THE LOWER COURTS WORK THROUGH A RECENT SUPREME COURT RULING DISTINGUISHING DISCRIMINATORY INTENTIONS FROM DISCRIMINATORY EFFECTS |
|
By MICHAEL C. DORF |
|
Wednesday, Jan. 09, 2002 |
Victims of intentional discrimination on the grounds of race, sex, religion, national origin, and disability can typically sue the perpetrators. What if a challenged policy has a discriminatory effect, but a plaintiff cannot prove that it was adopted for a discriminatory purpose?
In an important ruling last year in the case of Alexander v. Sandoval, the Supreme Court held that non-English speakers had no right to sue an Alabama agency for the discriminatory effect of the state's English-only driver exam policy. In the months since the Sandoval decision, lower courts have struggled to define the scope of the ruling, producing an odd pattern of results.
Recently, for example, a federal appeals court held that Sandoval precludes a right to sue to stop New Jersey from licensing a sand-blasting cement plant in a predominantly minority neighborhood. The plaintiffs argued that the neighborhood was already disproportionately burdened with environmental pollution, and thus that adding the cement plant would have a discriminatory effect.
Nearly simultaneously, however, a federal district court ruled that an Ohio city could be sued for discriminatory effects. This time, the effect was on the handicapped - who argued that they were harmed by the city's failure to make curb cuts in its sidewalks.
As I explain below, these two decisions are technically consistent with one another, but together they illustrate a flaw in our anti-discrimination law.

STORED DATA ▸
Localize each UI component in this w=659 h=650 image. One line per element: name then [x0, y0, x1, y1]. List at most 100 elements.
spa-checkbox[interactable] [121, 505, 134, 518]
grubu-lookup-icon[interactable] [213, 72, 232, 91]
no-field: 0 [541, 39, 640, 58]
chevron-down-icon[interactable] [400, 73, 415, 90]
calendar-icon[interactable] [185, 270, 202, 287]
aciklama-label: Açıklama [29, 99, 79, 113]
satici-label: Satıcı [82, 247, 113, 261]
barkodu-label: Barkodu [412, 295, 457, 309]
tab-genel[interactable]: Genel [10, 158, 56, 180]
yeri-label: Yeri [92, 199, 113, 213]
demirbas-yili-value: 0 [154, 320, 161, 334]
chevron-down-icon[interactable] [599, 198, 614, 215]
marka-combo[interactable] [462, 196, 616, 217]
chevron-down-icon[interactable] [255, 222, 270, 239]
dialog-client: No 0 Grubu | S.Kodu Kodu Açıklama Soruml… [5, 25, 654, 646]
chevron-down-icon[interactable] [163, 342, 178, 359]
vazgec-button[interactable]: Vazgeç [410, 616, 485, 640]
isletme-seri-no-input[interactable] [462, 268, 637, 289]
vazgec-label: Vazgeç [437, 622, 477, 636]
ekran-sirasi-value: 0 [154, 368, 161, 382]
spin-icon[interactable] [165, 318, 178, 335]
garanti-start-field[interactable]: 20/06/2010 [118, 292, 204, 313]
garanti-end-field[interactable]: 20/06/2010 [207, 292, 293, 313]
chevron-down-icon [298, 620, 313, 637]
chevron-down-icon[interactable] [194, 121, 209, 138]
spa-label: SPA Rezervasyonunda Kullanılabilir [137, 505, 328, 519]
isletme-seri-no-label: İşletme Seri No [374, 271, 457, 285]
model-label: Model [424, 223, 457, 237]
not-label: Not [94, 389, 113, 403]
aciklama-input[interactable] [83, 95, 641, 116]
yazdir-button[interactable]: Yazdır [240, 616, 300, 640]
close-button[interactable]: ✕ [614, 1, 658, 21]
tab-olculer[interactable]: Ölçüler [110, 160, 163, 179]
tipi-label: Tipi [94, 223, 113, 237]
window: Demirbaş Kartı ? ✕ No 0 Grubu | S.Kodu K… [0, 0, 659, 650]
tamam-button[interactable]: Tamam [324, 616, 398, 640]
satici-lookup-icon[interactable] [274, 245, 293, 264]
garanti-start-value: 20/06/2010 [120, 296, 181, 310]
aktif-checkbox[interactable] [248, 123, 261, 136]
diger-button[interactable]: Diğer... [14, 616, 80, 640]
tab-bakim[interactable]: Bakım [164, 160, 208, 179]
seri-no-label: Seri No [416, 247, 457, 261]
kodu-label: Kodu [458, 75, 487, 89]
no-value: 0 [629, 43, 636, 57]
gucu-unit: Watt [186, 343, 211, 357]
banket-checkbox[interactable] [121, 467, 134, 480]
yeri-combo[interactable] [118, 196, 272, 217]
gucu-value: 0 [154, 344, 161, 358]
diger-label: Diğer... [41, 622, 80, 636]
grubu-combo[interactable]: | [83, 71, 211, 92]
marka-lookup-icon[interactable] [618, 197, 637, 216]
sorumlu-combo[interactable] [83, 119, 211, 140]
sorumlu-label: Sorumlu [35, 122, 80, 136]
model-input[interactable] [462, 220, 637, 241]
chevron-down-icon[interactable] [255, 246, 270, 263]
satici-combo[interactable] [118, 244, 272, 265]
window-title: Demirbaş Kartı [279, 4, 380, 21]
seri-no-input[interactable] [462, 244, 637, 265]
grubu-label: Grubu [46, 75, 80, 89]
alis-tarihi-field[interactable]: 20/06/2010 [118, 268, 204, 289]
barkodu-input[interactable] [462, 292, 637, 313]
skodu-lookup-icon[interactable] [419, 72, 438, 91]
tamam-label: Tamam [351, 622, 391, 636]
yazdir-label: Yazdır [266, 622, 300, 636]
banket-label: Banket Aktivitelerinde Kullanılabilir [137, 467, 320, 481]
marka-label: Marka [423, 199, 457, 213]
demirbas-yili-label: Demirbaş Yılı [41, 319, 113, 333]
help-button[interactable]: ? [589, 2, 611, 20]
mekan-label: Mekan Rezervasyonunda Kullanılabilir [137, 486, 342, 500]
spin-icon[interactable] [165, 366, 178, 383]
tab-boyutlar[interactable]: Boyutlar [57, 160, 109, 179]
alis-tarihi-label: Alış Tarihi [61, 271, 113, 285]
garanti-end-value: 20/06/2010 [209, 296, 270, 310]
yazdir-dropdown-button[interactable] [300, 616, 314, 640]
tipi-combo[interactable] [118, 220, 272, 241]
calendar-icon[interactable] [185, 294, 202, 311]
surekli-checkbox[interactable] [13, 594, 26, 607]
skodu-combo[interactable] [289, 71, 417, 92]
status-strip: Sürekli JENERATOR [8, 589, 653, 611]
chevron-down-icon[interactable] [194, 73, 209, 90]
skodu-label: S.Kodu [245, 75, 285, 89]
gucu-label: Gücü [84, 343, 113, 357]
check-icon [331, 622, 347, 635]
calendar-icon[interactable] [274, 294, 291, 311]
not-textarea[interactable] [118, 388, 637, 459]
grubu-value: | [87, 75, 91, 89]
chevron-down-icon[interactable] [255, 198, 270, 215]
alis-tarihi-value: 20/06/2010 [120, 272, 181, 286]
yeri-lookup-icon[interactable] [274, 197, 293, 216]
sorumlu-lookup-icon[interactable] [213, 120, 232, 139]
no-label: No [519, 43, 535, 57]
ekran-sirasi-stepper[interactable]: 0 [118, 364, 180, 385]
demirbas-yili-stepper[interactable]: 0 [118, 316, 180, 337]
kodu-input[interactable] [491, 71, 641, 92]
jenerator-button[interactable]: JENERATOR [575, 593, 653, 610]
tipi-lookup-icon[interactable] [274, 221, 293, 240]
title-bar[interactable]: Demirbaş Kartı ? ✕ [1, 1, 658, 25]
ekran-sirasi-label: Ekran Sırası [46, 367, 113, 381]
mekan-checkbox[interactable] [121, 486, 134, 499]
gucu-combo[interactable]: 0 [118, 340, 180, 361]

TASKS TO PERFORM ▸
a - Echo the Sandoval article verbatim from "THE LOWER COURTS" to "pattern of results.".
b - Duplicate the listing verbatim from its first line to the line with "gucu-unit: Watt [186, 343, 211, 357]", including both.
The listing has no connection to the Sandoval article.

TASK-BY-TASK RESULTS ▸
a -
THE LOWER COURTS WORK THROUGH A RECENT SUPREME COURT RULING DISTINGUISHING DISCRIMINATORY INTENTIONS FROM DISCRIMINATORY EFFECTS |
|
By MICHAEL C. DORF |
|
Wednesday, Jan. 09, 2002 |
Victims of intentional discrimination on the grounds of race, sex, religion, national origin, and disability can typically sue the perpetrators. What if a challenged policy has a discriminatory effect, but a plaintiff cannot prove that it was adopted for a discriminatory purpose?
In an important ruling last year in the case of Alexander v. Sandoval, the Supreme Court held that non-English speakers had no right to sue an Alabama agency for the discriminatory effect of the state's English-only driver exam policy. In the months since the Sandoval decision, lower courts have struggled to define the scope of the ruling, producing an odd pattern of results.

b -
Localize each UI component in this w=659 h=650 image. One line per element: name then [x0, y0, x1, y1]. List at most 100 elements.
spa-checkbox[interactable] [121, 505, 134, 518]
grubu-lookup-icon[interactable] [213, 72, 232, 91]
no-field: 0 [541, 39, 640, 58]
chevron-down-icon[interactable] [400, 73, 415, 90]
calendar-icon[interactable] [185, 270, 202, 287]
aciklama-label: Açıklama [29, 99, 79, 113]
satici-label: Satıcı [82, 247, 113, 261]
barkodu-label: Barkodu [412, 295, 457, 309]
tab-genel[interactable]: Genel [10, 158, 56, 180]
yeri-label: Yeri [92, 199, 113, 213]
demirbas-yili-value: 0 [154, 320, 161, 334]
chevron-down-icon[interactable] [599, 198, 614, 215]
marka-combo[interactable] [462, 196, 616, 217]
chevron-down-icon[interactable] [255, 222, 270, 239]
dialog-client: No 0 Grubu | S.Kodu Kodu Açıklama Soruml… [5, 25, 654, 646]
chevron-down-icon[interactable] [163, 342, 178, 359]
vazgec-button[interactable]: Vazgeç [410, 616, 485, 640]
isletme-seri-no-input[interactable] [462, 268, 637, 289]
vazgec-label: Vazgeç [437, 622, 477, 636]
ekran-sirasi-value: 0 [154, 368, 161, 382]
spin-icon[interactable] [165, 318, 178, 335]
garanti-start-field[interactable]: 20/06/2010 [118, 292, 204, 313]
garanti-end-field[interactable]: 20/06/2010 [207, 292, 293, 313]
chevron-down-icon [298, 620, 313, 637]
chevron-down-icon[interactable] [194, 121, 209, 138]
spa-label: SPA Rezervasyonunda Kullanılabilir [137, 505, 328, 519]
isletme-seri-no-label: İşletme Seri No [374, 271, 457, 285]
model-label: Model [424, 223, 457, 237]
not-label: Not [94, 389, 113, 403]
aciklama-input[interactable] [83, 95, 641, 116]
yazdir-button[interactable]: Yazdır [240, 616, 300, 640]
close-button[interactable]: ✕ [614, 1, 658, 21]
tab-olculer[interactable]: Ölçüler [110, 160, 163, 179]
tipi-label: Tipi [94, 223, 113, 237]
window: Demirbaş Kartı ? ✕ No 0 Grubu | S.Kodu K… [0, 0, 659, 650]
tamam-button[interactable]: Tamam [324, 616, 398, 640]
satici-lookup-icon[interactable] [274, 245, 293, 264]
garanti-start-value: 20/06/2010 [120, 296, 181, 310]
aktif-checkbox[interactable] [248, 123, 261, 136]
diger-button[interactable]: Diğer... [14, 616, 80, 640]
tab-bakim[interactable]: Bakım [164, 160, 208, 179]
seri-no-label: Seri No [416, 247, 457, 261]
kodu-label: Kodu [458, 75, 487, 89]
no-value: 0 [629, 43, 636, 57]
gucu-unit: Watt [186, 343, 211, 357]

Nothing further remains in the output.